* begin *

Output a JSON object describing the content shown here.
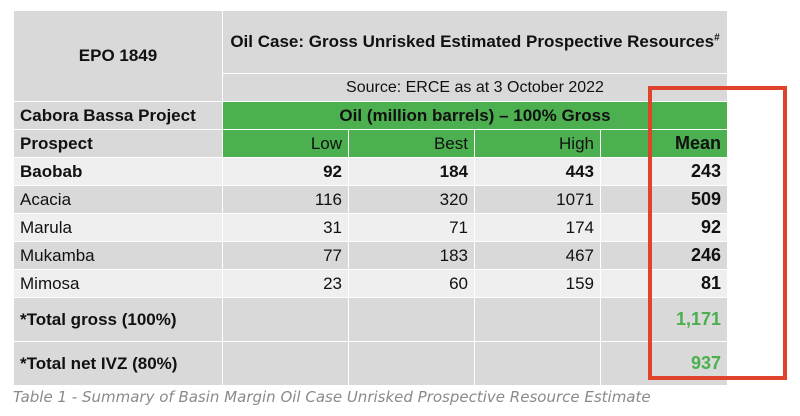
{
  "table": {
    "block_label": "EPO 1849",
    "main_title": "Oil Case: Gross Unrisked Estimated Prospective Resources",
    "main_title_sup": "#",
    "source": "Source: ERCE as at 3 October 2022",
    "project_label": "Cabora Bassa Project",
    "unit_label": "Oil (million barrels) – 100% Gross",
    "col_prospect": "Prospect",
    "col_low": "Low",
    "col_best": "Best",
    "col_high": "High",
    "col_mean": "Mean",
    "rows": [
      {
        "name": "Baobab",
        "low": "92",
        "best": "184",
        "high": "443",
        "mean": "243"
      },
      {
        "name": "Acacia",
        "low": "116",
        "best": "320",
        "high": "1071",
        "mean": "509"
      },
      {
        "name": "Marula",
        "low": "31",
        "best": "71",
        "high": "174",
        "mean": "92"
      },
      {
        "name": "Mukamba",
        "low": "77",
        "best": "183",
        "high": "467",
        "mean": "246"
      },
      {
        "name": "Mimosa",
        "low": "23",
        "best": "60",
        "high": "159",
        "mean": "81"
      }
    ],
    "total_gross_label": "*Total gross (100%)",
    "total_gross_value": "1,171",
    "total_net_label": "*Total net IVZ (80%)",
    "total_net_value": "937"
  },
  "caption": "Table 1 - Summary of Basin Margin Oil Case Unrisked Prospective Resource Estimate",
  "colors": {
    "green": "#4caf50",
    "highlight": "#e0432b"
  }
}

* end *

-- Stated exercise --
Omit each picture, then return all of the listing exactly as it stands.

-- Full response --
Output a JSON object describing the content shown here.
{
  "table": {
    "block_label": "EPO 1849",
    "main_title": "Oil Case: Gross Unrisked Estimated Prospective Resources",
    "main_title_sup": "#",
    "source": "Source: ERCE as at 3 October 2022",
    "project_label": "Cabora Bassa Project",
    "unit_label": "Oil (million barrels) – 100% Gross",
    "col_prospect": "Prospect",
    "col_low": "Low",
    "col_best": "Best",
    "col_high": "High",
    "col_mean": "Mean",
    "rows": [
      {
        "name": "Baobab",
        "low": "92",
        "best": "184",
        "high": "443",
        "mean": "243"
      },
      {
        "name": "Acacia",
        "low": "116",
        "best": "320",
        "high": "1071",
        "mean": "509"
      },
      {
        "name": "Marula",
        "low": "31",
        "best": "71",
        "high": "174",
        "mean": "92"
      },
      {
        "name": "Mukamba",
        "low": "77",
        "best": "183",
        "high": "467",
        "mean": "246"
      },
      {
        "name": "Mimosa",
        "low": "23",
        "best": "60",
        "high": "159",
        "mean": "81"
      }
    ],
    "total_gross_label": "*Total gross (100%)",
    "total_gross_value": "1,171",
    "total_net_label": "*Total net IVZ (80%)",
    "total_net_value": "937"
  },
  "caption": "Table 1 - Summary of Basin Margin Oil Case Unrisked Prospective Resource Estimate",
  "colors": {
    "green": "#4caf50",
    "highlight": "#e0432b"
  }
}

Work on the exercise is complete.